Given request »
From the entries below, extract every line that includes the word "answers".

Data entries »

* BEGIN *

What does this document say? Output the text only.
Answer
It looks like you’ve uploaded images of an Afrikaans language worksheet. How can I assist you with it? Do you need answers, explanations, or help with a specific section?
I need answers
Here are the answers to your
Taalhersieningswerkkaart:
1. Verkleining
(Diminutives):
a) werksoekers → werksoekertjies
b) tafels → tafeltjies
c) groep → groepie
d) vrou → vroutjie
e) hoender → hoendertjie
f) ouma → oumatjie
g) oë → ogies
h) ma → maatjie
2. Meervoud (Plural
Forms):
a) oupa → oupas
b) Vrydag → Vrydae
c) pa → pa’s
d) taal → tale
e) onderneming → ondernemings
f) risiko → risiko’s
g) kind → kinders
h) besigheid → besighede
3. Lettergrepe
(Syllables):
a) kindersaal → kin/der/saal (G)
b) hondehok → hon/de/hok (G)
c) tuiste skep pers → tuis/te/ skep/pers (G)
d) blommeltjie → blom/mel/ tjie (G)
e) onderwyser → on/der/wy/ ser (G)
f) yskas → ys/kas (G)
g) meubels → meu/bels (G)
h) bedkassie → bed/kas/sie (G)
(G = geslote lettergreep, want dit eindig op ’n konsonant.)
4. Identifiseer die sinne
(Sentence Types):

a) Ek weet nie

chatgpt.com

* END *

Solution below »
It looks like you’ve uploaded images of an Afrikaans language worksheet. How can I assist you with it? Do you need answers, explanations, or help with a specific section?
I need answers
Here are the answers to your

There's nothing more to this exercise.